GIVEN INSTRUCTION:
Set each entry down verbatim, omitting images.

[Figure data in JSON]
— START —
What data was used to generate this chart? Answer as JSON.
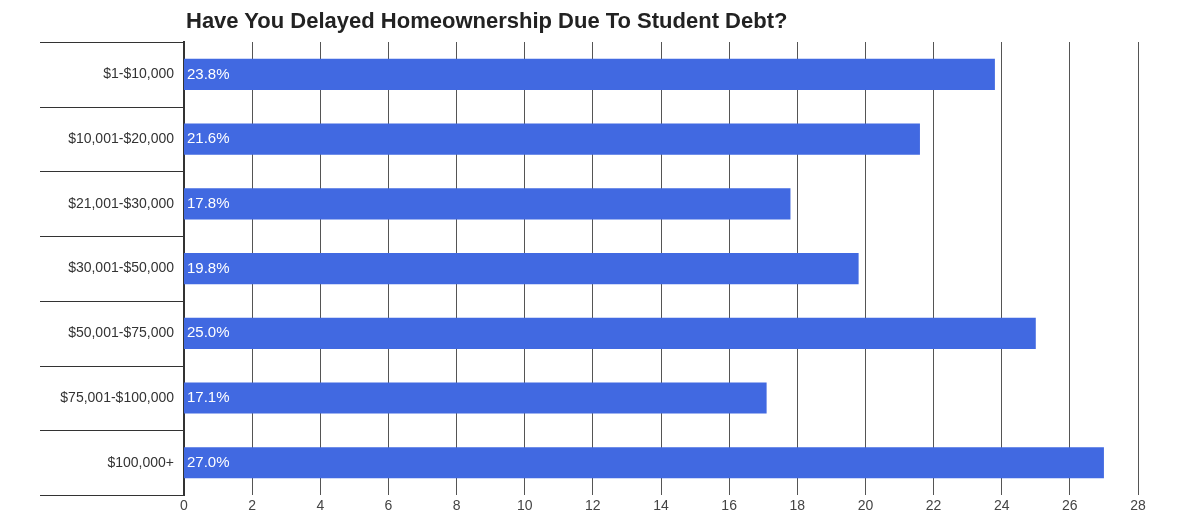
{
  "chart_data": {
    "type": "bar",
    "orientation": "horizontal",
    "title": "Have You Delayed Homeownership Due To Student Debt?",
    "categories": [
      "$1-$10,000",
      "$10,001-$20,000",
      "$21,001-$30,000",
      "$30,001-$50,000",
      "$50,001-$75,000",
      "$75,001-$100,000",
      "$100,000+"
    ],
    "values": [
      23.8,
      21.6,
      17.8,
      19.8,
      25.0,
      17.1,
      27.0
    ],
    "value_labels": [
      "23.8%",
      "21.6%",
      "17.8%",
      "19.8%",
      "25.0%",
      "17.1%",
      "27.0%"
    ],
    "color": "#4169e1",
    "xlim": [
      0,
      28
    ],
    "xticks": [
      0,
      2,
      4,
      6,
      8,
      10,
      12,
      14,
      16,
      18,
      20,
      22,
      24,
      26,
      28
    ],
    "grid": "x",
    "legend": false
  }
}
— END —
THE SOLUTION:
What data was used to generate this chart? Answer as JSON.
{
  "chart_data": {
    "type": "bar",
    "orientation": "horizontal",
    "title": "Have You Delayed Homeownership Due To Student Debt?",
    "categories": [
      "$1-$10,000",
      "$10,001-$20,000",
      "$21,001-$30,000",
      "$30,001-$50,000",
      "$50,001-$75,000",
      "$75,001-$100,000",
      "$100,000+"
    ],
    "values": [
      23.8,
      21.6,
      17.8,
      19.8,
      25.0,
      17.1,
      27.0
    ],
    "value_labels": [
      "23.8%",
      "21.6%",
      "17.8%",
      "19.8%",
      "25.0%",
      "17.1%",
      "27.0%"
    ],
    "color": "#4169e1",
    "xlim": [
      0,
      28
    ],
    "xticks": [
      0,
      2,
      4,
      6,
      8,
      10,
      12,
      14,
      16,
      18,
      20,
      22,
      24,
      26,
      28
    ],
    "grid": "x",
    "legend": false
  }
}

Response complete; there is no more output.